Stated task: Pull out every line below that holds the word "между".

Data entries:

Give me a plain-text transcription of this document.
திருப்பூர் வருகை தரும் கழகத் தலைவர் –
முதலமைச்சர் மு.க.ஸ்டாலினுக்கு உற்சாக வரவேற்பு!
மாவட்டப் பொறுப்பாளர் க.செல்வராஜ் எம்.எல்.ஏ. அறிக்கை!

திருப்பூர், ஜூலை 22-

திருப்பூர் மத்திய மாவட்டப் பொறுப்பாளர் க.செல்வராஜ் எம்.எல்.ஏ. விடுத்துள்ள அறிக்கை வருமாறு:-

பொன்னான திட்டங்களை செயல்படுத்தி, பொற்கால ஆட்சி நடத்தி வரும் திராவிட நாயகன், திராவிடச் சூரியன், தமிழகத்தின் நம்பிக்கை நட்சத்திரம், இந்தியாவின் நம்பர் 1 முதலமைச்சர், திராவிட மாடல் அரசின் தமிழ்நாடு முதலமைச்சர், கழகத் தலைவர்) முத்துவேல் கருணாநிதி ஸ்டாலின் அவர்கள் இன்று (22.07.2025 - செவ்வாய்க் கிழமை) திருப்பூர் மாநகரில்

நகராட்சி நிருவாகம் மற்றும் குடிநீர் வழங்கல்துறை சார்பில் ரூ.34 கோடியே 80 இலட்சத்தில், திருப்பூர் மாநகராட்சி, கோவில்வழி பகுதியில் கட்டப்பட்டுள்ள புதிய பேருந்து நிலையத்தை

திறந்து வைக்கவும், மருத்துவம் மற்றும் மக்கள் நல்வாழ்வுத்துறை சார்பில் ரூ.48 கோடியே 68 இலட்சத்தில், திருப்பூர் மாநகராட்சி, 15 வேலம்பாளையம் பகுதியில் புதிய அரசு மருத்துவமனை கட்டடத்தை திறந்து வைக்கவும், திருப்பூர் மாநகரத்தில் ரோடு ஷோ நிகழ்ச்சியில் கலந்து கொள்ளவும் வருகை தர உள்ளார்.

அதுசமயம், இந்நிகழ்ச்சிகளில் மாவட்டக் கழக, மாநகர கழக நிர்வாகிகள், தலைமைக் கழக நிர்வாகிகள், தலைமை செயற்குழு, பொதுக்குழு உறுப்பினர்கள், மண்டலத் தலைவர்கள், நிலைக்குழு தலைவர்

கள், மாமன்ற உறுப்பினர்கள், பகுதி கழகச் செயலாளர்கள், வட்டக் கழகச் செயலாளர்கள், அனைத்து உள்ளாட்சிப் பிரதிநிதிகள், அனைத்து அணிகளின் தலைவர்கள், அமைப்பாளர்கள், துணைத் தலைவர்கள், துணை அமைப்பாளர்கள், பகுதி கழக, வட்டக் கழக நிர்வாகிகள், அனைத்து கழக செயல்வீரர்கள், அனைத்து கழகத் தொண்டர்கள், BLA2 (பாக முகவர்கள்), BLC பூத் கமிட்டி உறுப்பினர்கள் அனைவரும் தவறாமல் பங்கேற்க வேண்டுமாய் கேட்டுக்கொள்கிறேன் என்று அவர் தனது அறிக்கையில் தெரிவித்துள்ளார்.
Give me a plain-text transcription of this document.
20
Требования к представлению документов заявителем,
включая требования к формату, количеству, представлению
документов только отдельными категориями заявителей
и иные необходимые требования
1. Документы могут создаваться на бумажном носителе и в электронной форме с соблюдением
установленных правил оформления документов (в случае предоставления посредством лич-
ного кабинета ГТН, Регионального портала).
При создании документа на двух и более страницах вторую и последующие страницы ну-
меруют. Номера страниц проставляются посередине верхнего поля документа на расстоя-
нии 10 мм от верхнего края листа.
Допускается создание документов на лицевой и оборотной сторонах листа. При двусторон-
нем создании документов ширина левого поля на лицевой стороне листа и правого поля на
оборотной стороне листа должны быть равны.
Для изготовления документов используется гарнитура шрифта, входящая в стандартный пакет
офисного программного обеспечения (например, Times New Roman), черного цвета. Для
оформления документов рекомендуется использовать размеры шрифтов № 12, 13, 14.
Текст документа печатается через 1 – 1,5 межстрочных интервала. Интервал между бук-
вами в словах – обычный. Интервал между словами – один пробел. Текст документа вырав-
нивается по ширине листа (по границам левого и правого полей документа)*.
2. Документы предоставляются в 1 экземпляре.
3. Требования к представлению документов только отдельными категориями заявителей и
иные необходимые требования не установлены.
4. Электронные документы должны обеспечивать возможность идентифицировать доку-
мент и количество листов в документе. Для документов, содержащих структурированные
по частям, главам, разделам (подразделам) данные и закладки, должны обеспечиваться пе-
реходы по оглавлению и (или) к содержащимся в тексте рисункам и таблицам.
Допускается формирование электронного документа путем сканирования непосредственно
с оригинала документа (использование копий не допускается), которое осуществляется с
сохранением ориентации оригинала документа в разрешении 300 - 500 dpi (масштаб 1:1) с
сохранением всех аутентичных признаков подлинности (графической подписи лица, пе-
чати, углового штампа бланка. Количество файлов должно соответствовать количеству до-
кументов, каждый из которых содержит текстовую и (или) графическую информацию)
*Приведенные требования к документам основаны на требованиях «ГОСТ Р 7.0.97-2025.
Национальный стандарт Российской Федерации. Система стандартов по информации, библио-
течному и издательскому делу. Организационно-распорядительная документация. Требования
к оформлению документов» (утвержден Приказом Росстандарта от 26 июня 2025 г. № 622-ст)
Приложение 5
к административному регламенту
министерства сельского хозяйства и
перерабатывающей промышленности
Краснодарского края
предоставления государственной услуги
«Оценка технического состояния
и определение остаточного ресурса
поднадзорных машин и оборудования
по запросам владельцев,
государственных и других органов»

Written answer:
Текст документа печатается через 1 – 1,5 межстрочных интервала. Интервал между бук-
вами в словах – обычный. Интервал между словами – один пробел. Текст документа вырав-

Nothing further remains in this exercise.